• _Your objective_: Looking at the listing beneath, work out how many lines hold "money" and report only that figure.

(Stored dataset items)
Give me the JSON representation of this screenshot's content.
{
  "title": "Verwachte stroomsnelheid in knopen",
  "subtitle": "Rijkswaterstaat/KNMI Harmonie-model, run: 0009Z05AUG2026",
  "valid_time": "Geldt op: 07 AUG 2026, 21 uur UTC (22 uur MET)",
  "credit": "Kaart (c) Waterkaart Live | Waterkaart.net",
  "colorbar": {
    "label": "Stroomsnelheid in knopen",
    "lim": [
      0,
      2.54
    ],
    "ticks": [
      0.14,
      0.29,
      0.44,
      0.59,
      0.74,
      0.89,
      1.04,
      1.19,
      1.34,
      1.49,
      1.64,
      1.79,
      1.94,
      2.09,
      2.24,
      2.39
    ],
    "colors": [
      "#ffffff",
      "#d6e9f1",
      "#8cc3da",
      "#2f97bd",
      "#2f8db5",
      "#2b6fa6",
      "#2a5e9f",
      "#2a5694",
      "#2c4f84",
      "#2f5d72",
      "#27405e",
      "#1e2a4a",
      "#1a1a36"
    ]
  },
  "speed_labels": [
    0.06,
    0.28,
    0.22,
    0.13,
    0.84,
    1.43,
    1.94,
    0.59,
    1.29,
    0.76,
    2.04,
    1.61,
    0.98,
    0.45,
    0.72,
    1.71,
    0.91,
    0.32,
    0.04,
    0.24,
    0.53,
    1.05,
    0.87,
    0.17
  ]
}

==

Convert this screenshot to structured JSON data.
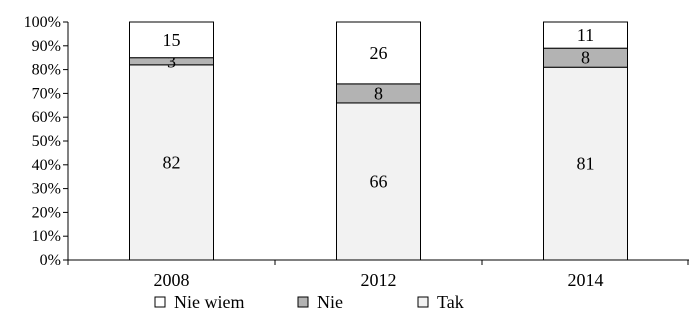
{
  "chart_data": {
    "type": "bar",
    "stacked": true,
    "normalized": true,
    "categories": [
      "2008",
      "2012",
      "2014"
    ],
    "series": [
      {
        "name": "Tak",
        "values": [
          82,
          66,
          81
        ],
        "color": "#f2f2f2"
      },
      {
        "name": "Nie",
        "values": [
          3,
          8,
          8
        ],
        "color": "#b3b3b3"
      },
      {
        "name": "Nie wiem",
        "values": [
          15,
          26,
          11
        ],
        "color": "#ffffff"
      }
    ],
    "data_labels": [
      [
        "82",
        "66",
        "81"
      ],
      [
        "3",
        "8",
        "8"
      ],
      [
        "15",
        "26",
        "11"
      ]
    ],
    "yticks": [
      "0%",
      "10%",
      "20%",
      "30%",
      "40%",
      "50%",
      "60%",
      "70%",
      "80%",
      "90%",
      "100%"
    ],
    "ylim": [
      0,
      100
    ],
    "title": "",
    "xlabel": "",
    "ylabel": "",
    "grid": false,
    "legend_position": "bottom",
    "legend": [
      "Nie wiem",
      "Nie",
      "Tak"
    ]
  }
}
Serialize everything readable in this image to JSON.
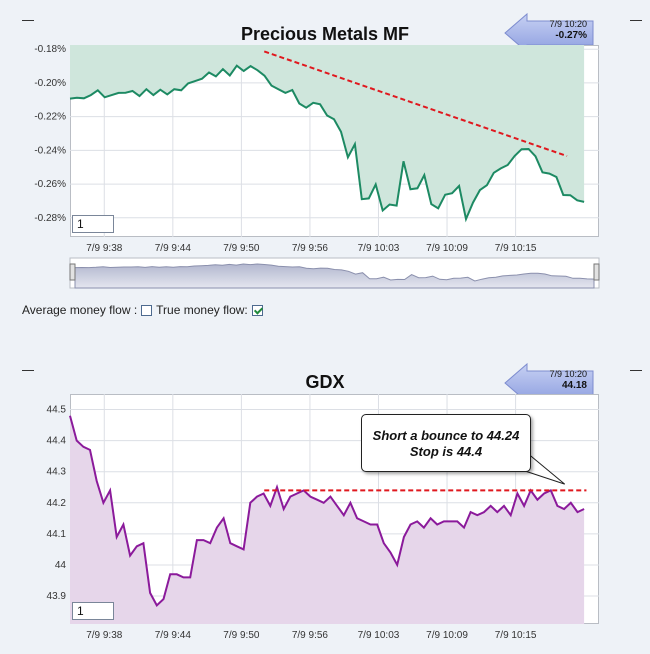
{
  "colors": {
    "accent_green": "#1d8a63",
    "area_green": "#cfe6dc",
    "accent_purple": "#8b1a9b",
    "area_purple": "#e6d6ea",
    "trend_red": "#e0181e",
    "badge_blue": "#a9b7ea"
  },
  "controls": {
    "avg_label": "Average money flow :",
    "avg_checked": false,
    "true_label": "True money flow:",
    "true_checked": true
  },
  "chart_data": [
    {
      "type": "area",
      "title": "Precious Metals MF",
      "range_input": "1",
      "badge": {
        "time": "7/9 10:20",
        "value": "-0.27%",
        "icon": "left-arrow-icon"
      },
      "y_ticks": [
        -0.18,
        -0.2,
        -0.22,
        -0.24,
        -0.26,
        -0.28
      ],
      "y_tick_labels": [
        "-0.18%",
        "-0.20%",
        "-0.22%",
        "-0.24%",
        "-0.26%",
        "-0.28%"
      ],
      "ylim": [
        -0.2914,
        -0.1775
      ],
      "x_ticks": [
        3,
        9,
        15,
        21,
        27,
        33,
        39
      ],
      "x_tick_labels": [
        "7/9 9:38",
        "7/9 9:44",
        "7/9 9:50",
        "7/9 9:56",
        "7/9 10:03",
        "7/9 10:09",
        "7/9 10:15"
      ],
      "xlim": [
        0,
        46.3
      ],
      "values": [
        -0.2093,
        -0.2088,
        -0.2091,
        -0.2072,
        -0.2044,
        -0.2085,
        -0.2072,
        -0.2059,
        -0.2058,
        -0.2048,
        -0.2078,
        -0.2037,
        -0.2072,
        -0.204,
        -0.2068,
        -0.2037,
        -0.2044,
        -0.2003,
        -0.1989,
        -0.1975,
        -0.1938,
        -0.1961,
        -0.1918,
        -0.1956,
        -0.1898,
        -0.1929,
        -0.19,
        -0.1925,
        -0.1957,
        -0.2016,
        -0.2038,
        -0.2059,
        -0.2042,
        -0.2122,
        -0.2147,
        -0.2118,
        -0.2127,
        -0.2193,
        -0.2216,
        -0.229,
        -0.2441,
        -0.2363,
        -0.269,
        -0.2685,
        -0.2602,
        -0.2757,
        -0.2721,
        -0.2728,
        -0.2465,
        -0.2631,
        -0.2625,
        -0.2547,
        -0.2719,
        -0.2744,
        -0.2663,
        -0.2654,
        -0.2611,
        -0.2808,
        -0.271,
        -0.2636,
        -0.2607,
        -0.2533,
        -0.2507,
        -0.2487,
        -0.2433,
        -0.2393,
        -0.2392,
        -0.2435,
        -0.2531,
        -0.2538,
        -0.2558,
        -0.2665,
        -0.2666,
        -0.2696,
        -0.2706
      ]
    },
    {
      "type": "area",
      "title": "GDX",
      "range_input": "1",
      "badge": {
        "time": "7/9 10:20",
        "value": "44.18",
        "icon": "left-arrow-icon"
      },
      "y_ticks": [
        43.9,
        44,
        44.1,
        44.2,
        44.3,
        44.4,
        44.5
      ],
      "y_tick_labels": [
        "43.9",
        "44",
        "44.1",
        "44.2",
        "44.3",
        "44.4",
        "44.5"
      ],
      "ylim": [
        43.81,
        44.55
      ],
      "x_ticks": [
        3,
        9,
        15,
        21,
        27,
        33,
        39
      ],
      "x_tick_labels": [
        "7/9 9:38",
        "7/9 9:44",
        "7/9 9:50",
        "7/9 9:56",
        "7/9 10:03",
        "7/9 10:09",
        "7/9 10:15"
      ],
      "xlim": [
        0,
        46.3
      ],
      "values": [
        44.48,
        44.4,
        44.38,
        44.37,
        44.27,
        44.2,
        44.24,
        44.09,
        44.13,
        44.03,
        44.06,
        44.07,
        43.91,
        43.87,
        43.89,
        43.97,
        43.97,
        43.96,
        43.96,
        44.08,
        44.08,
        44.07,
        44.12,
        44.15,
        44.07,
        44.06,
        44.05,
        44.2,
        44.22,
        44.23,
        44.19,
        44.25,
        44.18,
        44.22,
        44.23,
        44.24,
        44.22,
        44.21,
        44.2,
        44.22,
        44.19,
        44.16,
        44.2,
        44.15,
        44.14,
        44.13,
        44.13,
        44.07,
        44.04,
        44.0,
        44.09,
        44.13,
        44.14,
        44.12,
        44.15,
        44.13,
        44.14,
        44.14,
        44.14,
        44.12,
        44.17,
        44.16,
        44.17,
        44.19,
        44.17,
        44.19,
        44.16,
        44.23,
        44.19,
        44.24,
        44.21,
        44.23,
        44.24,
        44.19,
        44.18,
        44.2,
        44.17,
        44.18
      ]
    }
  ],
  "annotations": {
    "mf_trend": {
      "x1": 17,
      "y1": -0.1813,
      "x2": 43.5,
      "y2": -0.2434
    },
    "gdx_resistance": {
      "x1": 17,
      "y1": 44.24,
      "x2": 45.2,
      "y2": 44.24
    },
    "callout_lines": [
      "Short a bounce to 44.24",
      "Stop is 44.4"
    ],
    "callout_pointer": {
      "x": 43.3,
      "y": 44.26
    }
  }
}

• _Task solution_: 2